Count the lines below that contain the word "Training" and give only that number.

***** Entries shown *****

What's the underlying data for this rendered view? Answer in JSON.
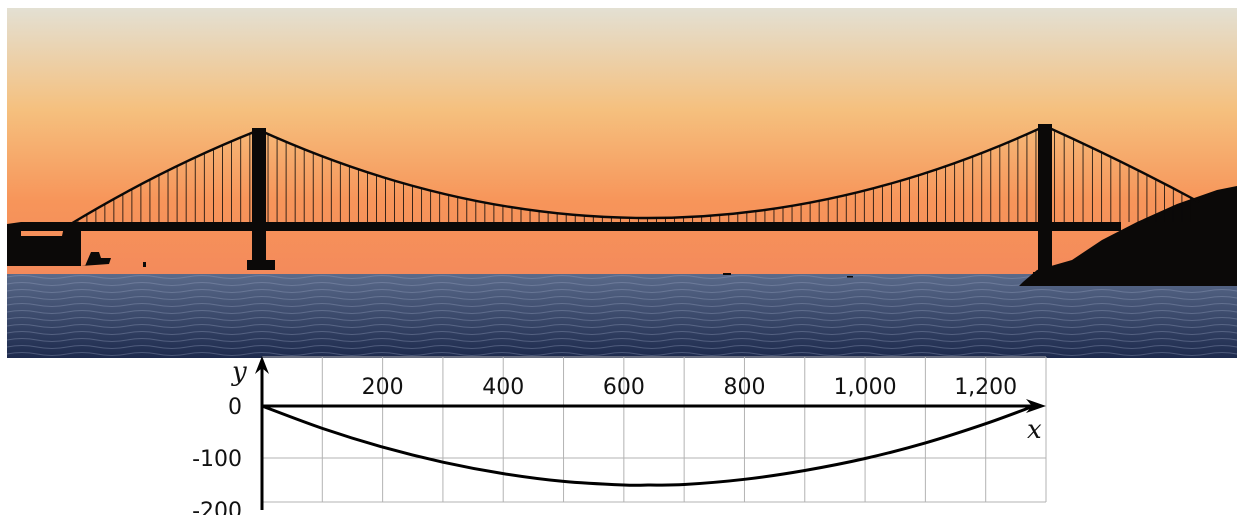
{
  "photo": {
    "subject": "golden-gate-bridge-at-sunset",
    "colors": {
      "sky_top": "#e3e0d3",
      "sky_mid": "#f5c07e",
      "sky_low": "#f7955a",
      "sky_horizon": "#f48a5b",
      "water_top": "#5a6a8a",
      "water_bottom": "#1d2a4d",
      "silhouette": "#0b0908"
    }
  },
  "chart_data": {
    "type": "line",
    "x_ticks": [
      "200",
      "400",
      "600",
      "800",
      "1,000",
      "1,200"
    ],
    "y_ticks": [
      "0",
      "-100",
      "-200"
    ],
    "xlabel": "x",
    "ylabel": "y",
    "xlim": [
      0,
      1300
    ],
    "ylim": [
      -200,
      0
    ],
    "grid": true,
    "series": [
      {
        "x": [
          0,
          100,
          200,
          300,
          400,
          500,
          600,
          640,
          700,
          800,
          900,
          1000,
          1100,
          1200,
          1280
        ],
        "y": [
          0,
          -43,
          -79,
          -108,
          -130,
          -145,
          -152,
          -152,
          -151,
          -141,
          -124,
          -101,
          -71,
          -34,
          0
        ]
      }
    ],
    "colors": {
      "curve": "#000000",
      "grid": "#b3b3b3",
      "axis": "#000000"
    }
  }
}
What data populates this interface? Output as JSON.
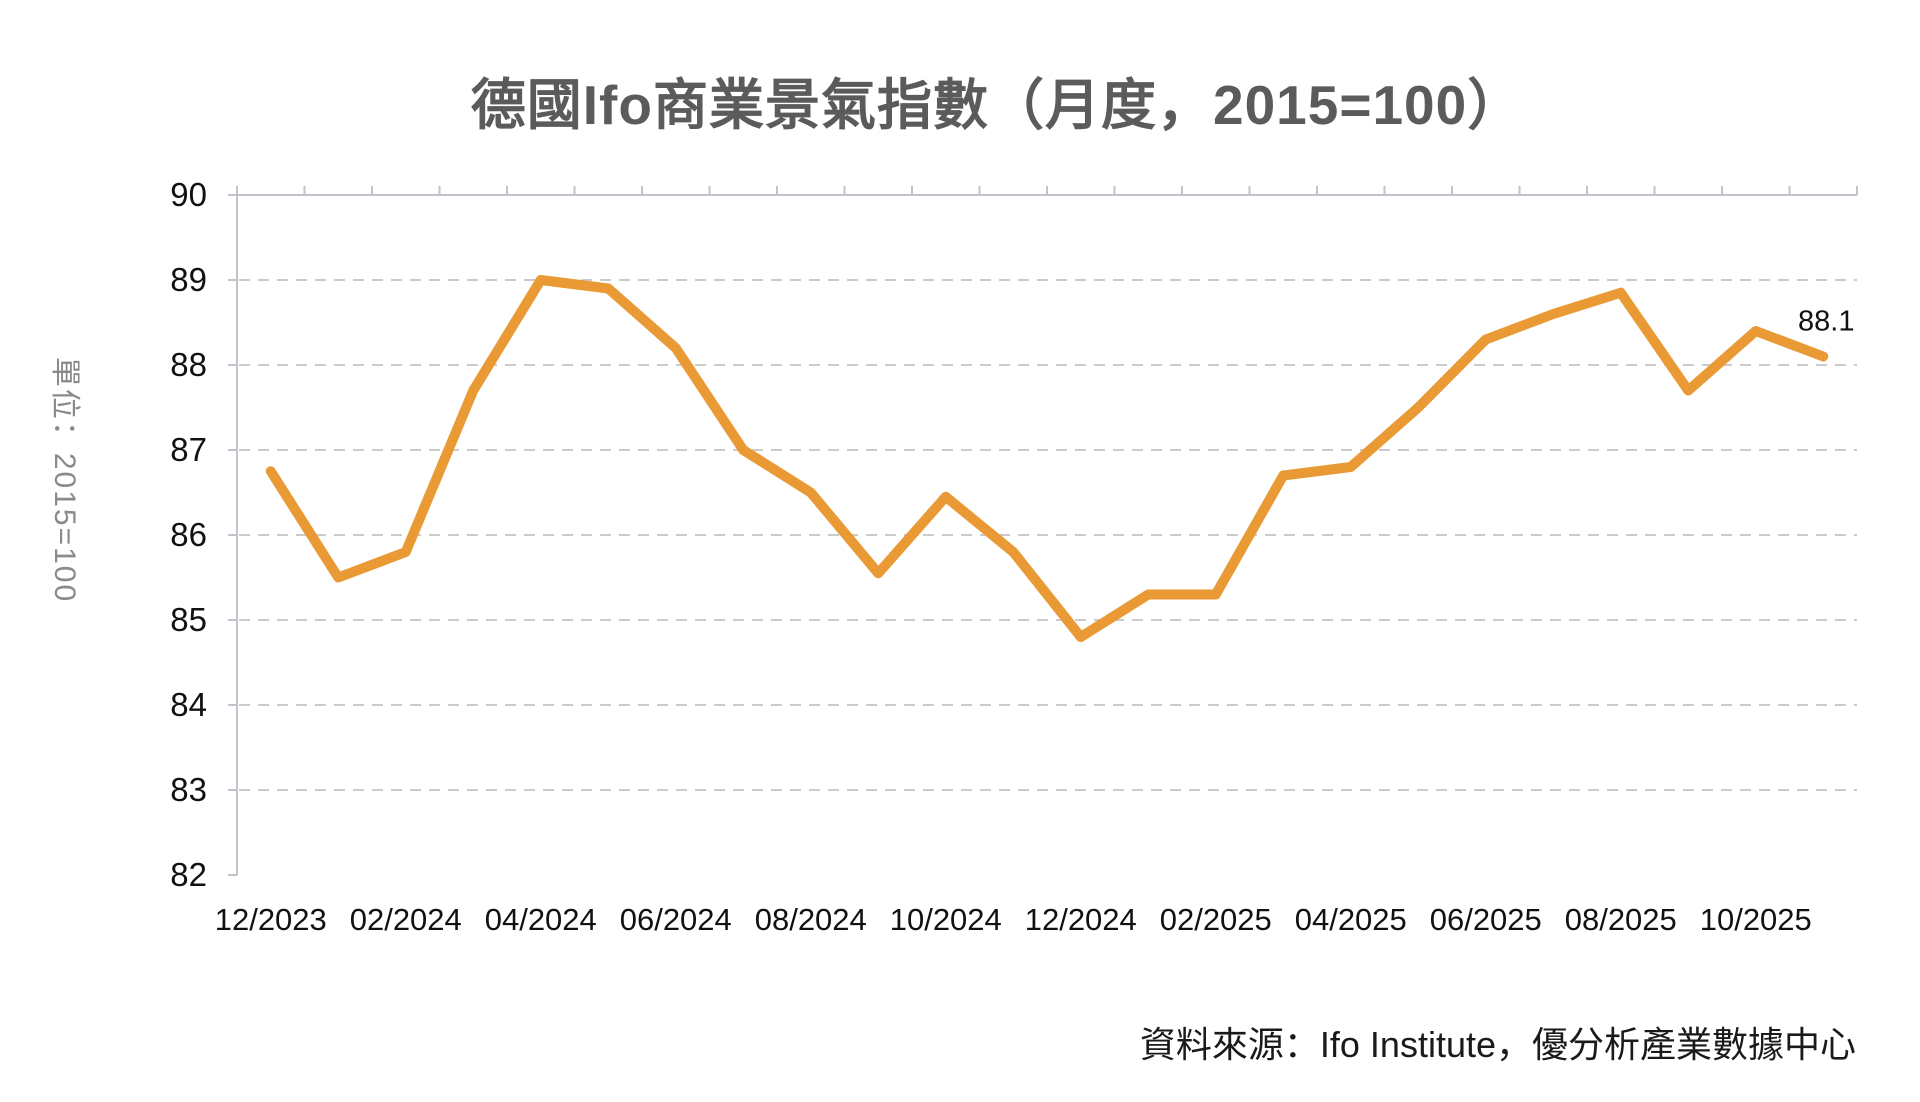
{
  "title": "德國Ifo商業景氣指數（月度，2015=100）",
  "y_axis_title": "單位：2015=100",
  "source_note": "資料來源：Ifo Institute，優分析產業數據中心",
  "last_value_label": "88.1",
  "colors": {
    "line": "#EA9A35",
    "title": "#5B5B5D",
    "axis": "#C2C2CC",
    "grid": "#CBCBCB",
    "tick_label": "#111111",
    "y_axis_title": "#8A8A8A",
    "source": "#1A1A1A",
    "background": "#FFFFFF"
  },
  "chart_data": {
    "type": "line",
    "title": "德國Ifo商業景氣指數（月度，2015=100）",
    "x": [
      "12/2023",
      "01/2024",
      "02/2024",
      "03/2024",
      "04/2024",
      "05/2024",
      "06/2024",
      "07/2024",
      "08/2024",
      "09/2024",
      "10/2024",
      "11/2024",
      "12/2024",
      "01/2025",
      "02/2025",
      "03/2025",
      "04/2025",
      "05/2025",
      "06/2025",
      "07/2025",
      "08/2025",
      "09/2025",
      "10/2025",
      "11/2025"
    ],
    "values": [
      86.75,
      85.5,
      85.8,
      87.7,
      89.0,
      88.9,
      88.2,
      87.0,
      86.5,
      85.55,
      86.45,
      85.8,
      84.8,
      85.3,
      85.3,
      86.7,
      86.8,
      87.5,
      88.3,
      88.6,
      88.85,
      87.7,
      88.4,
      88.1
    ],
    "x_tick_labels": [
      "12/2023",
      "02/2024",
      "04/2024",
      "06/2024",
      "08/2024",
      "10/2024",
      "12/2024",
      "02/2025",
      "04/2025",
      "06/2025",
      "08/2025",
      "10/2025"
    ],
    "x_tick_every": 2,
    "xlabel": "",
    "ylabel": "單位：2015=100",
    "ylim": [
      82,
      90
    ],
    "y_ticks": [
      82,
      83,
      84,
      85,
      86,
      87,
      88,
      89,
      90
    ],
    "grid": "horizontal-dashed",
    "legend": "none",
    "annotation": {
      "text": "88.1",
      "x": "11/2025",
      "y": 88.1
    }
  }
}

*****
***** Entries shown *****

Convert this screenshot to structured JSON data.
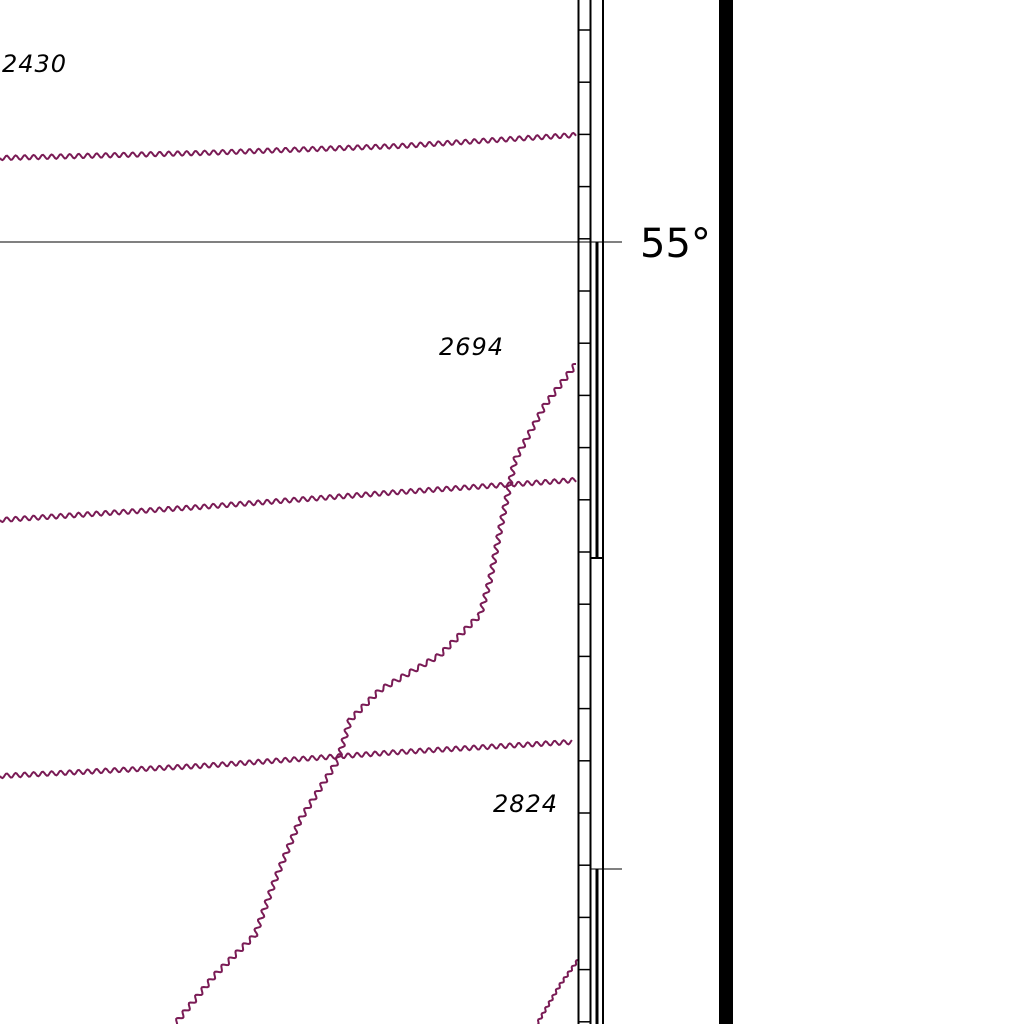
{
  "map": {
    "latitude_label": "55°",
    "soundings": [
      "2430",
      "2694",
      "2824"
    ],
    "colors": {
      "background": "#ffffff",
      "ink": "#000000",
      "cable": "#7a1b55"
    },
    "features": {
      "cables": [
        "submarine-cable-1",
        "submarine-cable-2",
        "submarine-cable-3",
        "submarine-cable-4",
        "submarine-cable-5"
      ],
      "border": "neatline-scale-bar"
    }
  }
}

*****
***** Entries shown *****

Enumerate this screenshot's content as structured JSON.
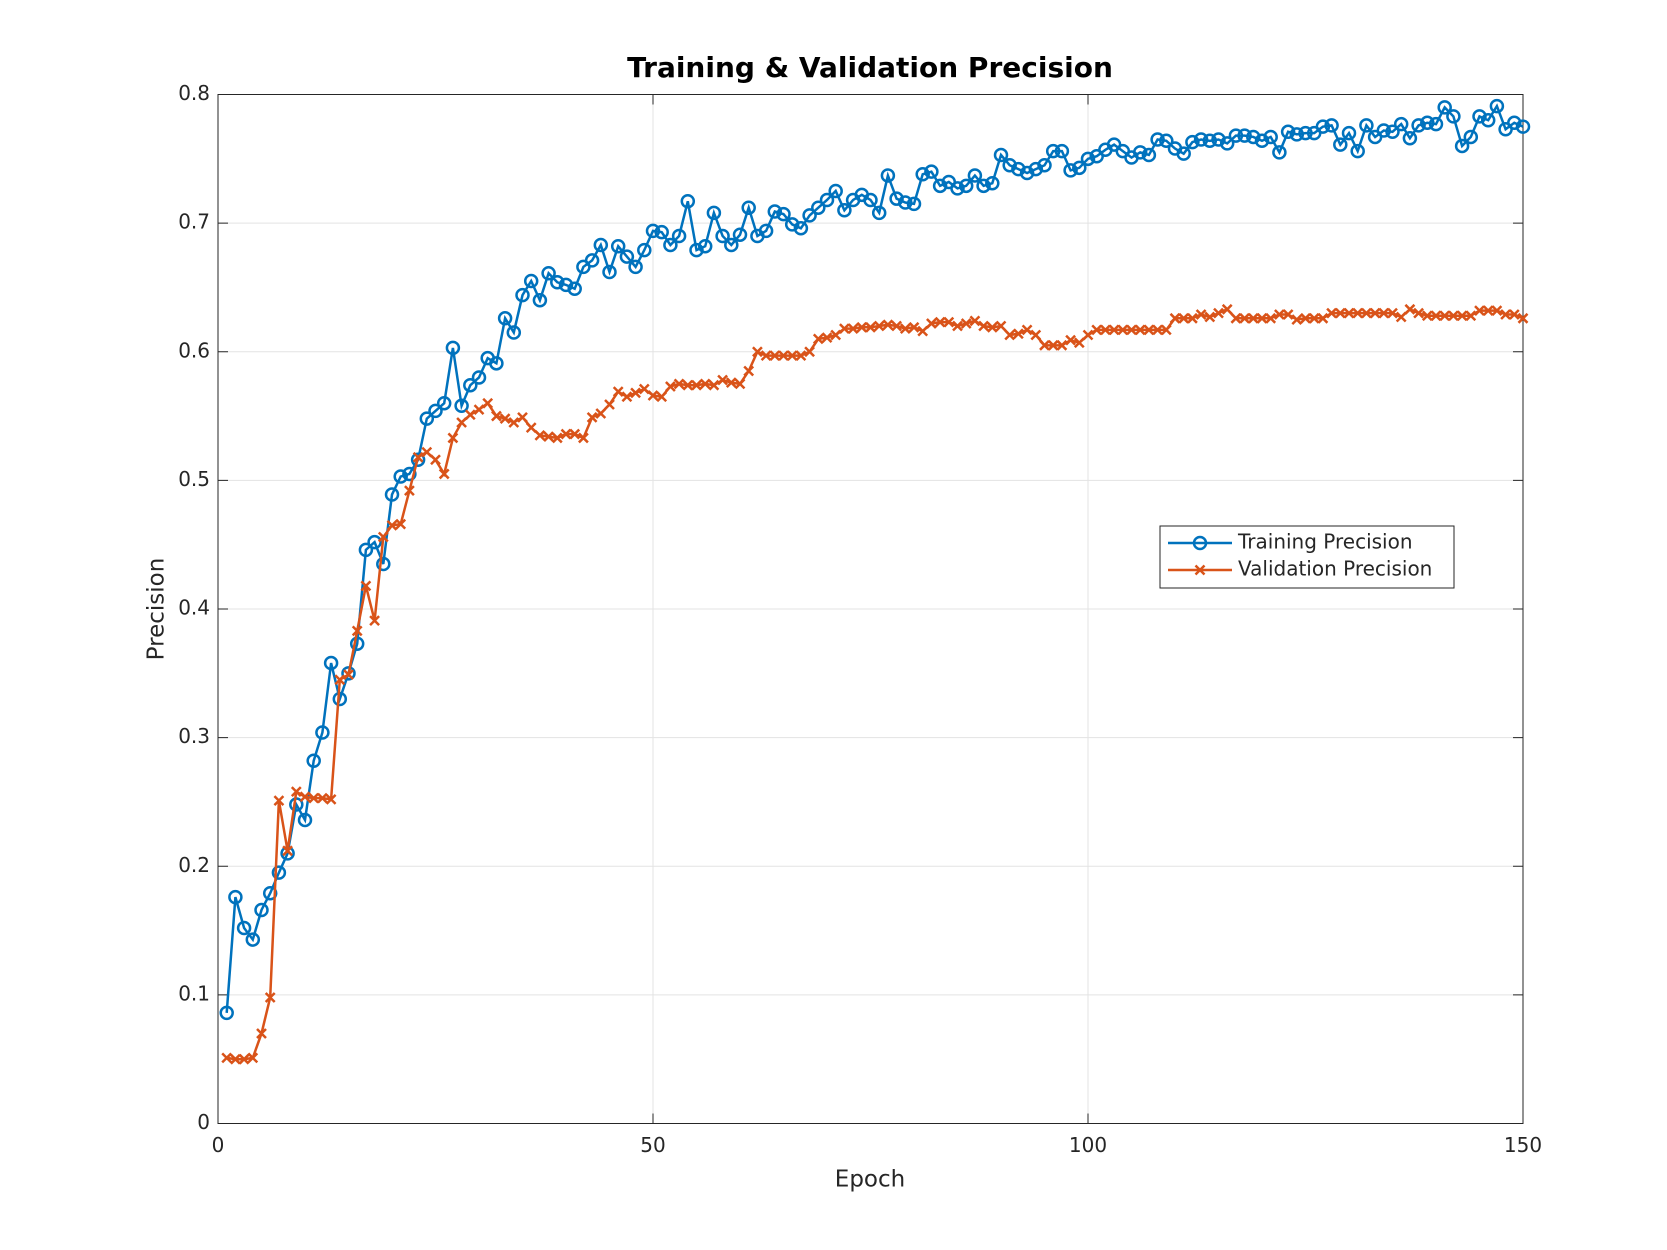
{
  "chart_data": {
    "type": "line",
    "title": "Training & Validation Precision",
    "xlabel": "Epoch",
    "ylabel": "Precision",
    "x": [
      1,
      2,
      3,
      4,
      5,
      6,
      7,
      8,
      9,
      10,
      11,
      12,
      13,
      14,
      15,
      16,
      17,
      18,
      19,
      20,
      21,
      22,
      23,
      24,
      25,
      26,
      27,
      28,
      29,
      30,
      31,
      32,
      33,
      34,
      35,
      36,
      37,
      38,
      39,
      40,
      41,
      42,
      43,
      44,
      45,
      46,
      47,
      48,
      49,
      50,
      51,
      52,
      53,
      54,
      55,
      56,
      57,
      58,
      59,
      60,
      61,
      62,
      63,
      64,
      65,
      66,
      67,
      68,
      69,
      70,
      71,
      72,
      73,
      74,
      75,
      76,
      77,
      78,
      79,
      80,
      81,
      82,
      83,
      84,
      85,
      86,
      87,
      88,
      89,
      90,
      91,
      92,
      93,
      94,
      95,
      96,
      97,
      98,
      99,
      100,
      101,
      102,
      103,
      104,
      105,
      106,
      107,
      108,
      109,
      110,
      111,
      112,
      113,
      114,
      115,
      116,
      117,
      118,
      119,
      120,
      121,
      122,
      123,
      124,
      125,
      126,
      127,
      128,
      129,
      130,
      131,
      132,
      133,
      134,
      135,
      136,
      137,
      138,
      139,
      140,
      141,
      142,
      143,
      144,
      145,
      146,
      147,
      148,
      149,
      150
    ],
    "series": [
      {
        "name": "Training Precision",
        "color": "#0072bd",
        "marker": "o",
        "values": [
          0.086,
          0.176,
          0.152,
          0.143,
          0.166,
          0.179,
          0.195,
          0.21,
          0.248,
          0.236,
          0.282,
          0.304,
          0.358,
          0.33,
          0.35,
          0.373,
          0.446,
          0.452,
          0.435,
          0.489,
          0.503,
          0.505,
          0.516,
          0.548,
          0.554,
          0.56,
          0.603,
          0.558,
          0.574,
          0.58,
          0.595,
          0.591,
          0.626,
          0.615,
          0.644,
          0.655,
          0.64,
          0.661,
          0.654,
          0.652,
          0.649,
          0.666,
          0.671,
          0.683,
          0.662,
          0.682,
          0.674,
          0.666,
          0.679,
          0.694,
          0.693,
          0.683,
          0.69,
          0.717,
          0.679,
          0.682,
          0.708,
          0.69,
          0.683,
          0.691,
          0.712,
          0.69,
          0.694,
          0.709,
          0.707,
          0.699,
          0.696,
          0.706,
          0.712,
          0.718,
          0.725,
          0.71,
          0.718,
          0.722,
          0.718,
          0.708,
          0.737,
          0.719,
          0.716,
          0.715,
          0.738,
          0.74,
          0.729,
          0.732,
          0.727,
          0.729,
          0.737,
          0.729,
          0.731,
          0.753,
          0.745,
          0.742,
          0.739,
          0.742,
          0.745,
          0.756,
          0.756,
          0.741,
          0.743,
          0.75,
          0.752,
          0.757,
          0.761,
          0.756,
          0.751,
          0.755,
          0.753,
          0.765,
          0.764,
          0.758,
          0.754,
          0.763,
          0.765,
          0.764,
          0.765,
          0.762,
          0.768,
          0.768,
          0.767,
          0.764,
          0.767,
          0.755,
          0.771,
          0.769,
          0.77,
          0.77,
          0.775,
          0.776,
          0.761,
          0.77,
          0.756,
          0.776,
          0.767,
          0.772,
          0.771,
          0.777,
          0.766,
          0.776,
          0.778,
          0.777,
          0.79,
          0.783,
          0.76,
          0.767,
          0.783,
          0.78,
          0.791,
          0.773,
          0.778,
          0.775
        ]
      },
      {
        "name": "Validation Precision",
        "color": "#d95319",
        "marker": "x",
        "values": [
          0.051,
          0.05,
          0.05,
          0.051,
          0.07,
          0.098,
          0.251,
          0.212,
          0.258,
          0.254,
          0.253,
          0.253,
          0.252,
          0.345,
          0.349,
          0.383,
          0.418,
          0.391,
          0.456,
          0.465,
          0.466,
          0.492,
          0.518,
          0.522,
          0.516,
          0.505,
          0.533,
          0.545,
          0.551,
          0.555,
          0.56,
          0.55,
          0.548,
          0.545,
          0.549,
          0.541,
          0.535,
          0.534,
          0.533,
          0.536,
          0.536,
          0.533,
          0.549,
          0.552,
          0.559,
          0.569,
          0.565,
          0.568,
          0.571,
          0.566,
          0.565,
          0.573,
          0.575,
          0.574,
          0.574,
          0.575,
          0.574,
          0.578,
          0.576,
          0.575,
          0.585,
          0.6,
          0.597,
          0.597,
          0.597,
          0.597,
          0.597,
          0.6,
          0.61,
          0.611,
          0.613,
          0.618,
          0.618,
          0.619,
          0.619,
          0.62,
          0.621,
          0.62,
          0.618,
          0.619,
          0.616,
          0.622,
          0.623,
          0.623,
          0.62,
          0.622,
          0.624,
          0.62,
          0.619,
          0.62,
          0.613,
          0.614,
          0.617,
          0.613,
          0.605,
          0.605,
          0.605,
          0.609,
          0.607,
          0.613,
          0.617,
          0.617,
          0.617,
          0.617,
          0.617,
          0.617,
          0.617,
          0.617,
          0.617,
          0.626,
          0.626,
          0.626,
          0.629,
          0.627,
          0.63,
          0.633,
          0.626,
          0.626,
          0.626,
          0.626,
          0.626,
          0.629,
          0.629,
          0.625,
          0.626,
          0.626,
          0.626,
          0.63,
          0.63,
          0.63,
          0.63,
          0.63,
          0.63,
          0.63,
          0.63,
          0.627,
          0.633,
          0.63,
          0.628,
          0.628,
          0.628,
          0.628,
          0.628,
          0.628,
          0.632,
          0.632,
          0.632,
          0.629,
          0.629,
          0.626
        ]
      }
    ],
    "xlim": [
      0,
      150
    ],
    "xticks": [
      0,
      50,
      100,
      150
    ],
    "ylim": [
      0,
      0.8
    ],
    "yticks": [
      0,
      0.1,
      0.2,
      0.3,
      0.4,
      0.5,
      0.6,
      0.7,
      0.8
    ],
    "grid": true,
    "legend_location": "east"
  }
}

*****

Result for this task: 2